Written task. Write out every single entry exactly.

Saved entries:
● ● ● ●
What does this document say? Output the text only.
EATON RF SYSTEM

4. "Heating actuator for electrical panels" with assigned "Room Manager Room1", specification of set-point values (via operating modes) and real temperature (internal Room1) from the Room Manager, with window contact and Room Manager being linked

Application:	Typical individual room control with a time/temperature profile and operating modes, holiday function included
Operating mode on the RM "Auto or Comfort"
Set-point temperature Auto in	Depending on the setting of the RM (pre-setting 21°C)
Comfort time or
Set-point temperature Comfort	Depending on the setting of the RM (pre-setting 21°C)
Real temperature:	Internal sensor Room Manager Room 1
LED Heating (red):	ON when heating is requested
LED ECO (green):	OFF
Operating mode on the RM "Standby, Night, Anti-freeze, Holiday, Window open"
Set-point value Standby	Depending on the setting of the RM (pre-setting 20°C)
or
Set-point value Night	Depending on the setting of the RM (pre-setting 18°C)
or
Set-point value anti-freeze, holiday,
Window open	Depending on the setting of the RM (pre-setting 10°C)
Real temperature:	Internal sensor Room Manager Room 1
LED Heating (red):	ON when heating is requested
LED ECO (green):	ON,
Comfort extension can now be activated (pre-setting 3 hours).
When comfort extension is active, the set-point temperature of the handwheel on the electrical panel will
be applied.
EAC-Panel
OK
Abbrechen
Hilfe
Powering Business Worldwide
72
● ● ● ●
Written solution.
What does this document say? Output the text only.
EATON RF SYSTEM

4. "Heating actuator for electrical panels" with assigned "Room Manager Room1", specification of set-point values (via operating modes) and real temperature (internal Room1) from the Room Manager, with window contact and Room Manager being linked

Application:	Typical individual room control with a time/temperature profile and operating modes, holiday function included
Operating mode on the RM "Auto or Comfort"
Set-point temperature Auto in	Depending on the setting of the RM (pre-setting 21°C)
Comfort time or
Set-point temperature Comfort	Depending on the setting of the RM (pre-setting 21°C)
Real temperature:	Internal sensor Room Manager Room 1
LED Heating (red):	ON when heating is requested
LED ECO (green):	OFF
Operating mode on the RM "Standby, Night, Anti-freeze, Holiday, Window open"
Set-point value Standby	Depending on the setting of the RM (pre-setting 20°C)
or
Set-point value Night	Depending on the setting of the RM (pre-setting 18°C)
or
Set-point value anti-freeze, holiday,
Window open	Depending on the setting of the RM (pre-setting 10°C)
Real temperature:	Internal sensor Room Manager Room 1
LED Heating (red):	ON when heating is requested
LED ECO (green):	ON,
Comfort extension can now be activated (pre-setting 3 hours).
When comfort extension is active, the set-point temperature of the handwheel on the electrical panel will
be applied.
EAC-Panel
OK
Abbrechen
Hilfe
Powering Business Worldwide
72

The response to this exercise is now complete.